(Dataset excerpts)
** Start **

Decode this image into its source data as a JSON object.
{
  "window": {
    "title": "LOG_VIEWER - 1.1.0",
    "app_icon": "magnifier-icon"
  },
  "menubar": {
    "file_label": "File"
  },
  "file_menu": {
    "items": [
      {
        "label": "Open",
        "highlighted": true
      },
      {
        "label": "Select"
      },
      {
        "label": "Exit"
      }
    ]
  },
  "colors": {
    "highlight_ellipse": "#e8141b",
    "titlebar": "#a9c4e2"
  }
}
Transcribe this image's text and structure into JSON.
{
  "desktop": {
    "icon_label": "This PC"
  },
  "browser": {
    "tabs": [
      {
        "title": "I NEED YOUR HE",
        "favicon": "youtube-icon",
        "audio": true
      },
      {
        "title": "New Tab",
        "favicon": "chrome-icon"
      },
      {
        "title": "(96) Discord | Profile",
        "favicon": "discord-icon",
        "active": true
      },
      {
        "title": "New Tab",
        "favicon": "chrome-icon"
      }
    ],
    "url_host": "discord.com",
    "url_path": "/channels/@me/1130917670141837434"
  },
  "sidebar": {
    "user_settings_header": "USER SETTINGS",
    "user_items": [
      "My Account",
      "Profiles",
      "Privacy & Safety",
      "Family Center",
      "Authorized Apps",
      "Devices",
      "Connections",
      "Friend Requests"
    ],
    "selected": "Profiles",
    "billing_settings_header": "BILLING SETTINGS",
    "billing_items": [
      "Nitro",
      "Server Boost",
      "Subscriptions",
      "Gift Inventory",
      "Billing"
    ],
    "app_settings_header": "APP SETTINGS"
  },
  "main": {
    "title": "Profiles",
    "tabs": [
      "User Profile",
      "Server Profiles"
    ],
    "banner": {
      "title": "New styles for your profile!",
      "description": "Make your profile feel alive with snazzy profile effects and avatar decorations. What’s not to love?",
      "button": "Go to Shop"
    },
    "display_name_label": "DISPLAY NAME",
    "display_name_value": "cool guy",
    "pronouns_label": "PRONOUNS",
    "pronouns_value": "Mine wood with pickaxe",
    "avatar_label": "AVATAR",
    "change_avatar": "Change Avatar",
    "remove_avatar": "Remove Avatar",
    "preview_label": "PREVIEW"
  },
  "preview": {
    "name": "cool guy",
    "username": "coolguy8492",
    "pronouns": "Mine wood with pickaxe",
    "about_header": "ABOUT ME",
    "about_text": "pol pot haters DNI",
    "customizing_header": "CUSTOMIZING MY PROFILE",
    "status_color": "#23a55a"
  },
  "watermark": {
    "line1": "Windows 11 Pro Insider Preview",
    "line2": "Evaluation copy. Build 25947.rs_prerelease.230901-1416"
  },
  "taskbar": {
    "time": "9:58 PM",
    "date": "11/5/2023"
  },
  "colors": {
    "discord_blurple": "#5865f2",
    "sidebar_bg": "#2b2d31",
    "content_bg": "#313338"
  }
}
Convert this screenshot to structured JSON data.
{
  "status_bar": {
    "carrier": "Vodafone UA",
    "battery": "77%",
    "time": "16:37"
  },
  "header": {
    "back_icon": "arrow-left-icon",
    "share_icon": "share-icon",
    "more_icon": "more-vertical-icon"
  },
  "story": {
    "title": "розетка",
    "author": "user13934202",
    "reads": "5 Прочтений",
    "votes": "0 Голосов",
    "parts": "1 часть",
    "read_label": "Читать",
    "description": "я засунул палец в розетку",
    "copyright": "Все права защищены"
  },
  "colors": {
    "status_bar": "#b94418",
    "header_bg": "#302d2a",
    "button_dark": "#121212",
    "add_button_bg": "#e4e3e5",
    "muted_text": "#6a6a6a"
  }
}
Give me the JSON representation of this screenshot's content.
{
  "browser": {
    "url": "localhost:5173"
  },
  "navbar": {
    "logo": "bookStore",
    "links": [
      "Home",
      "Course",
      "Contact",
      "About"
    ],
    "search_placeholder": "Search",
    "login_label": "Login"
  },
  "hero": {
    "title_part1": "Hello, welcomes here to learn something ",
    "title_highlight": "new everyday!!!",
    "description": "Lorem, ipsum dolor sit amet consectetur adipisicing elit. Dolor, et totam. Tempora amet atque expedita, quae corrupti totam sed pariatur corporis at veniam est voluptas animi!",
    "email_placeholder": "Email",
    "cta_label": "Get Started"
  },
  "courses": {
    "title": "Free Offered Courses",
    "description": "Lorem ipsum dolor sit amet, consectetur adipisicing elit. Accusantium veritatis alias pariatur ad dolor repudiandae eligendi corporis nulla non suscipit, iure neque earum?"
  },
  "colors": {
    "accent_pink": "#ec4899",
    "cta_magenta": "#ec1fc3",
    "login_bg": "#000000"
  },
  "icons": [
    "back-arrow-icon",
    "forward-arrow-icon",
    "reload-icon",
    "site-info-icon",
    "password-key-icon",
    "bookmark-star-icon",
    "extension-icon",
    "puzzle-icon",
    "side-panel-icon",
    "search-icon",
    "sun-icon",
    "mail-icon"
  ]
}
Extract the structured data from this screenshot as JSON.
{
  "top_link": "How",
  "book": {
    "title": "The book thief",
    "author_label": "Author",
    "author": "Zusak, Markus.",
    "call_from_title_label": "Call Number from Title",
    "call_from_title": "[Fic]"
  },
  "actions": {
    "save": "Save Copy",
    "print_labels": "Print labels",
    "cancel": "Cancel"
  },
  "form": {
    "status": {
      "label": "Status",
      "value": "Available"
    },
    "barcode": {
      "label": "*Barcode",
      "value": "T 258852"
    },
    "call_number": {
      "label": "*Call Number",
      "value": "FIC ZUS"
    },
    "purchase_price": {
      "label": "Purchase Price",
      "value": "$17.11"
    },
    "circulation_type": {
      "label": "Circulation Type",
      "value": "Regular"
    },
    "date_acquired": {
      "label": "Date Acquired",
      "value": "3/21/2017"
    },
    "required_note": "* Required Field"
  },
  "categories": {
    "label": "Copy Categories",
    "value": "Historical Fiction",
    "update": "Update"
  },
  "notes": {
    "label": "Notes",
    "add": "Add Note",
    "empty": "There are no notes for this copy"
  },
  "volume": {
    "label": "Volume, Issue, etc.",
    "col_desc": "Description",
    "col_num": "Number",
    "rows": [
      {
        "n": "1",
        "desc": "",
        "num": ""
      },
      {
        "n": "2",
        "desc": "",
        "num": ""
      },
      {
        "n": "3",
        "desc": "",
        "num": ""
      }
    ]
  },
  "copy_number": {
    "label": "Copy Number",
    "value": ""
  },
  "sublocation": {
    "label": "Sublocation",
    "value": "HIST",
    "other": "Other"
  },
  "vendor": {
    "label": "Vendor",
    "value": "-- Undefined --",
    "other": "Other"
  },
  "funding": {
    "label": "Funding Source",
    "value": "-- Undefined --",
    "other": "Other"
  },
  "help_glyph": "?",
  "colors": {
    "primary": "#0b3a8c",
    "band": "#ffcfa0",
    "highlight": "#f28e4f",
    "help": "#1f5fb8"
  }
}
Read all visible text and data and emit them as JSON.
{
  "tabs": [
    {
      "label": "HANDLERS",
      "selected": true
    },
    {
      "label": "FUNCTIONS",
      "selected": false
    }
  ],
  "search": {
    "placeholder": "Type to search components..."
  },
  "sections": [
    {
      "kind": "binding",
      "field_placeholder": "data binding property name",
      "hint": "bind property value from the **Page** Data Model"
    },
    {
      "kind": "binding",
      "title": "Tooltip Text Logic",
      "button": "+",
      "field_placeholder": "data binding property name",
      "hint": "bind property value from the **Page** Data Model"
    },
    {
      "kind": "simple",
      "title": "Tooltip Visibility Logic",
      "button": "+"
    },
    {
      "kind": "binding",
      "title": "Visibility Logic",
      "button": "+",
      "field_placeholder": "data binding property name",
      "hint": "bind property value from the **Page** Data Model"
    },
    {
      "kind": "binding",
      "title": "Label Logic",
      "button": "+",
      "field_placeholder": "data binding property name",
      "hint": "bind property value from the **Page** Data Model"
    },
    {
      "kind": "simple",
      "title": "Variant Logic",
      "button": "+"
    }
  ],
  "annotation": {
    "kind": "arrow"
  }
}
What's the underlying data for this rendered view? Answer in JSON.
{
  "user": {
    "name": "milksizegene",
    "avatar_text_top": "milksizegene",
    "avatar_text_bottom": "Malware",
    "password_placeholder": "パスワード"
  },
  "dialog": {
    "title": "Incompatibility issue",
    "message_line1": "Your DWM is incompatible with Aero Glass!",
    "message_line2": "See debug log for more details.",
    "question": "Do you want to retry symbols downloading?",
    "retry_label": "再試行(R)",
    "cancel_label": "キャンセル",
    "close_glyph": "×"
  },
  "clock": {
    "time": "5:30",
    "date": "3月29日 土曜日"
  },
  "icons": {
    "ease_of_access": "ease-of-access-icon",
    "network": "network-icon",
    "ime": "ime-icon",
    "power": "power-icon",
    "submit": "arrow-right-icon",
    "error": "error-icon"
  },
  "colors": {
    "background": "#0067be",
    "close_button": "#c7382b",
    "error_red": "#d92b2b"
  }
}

** End **

Give the count of lines that hold the word "true", with nothing added.

4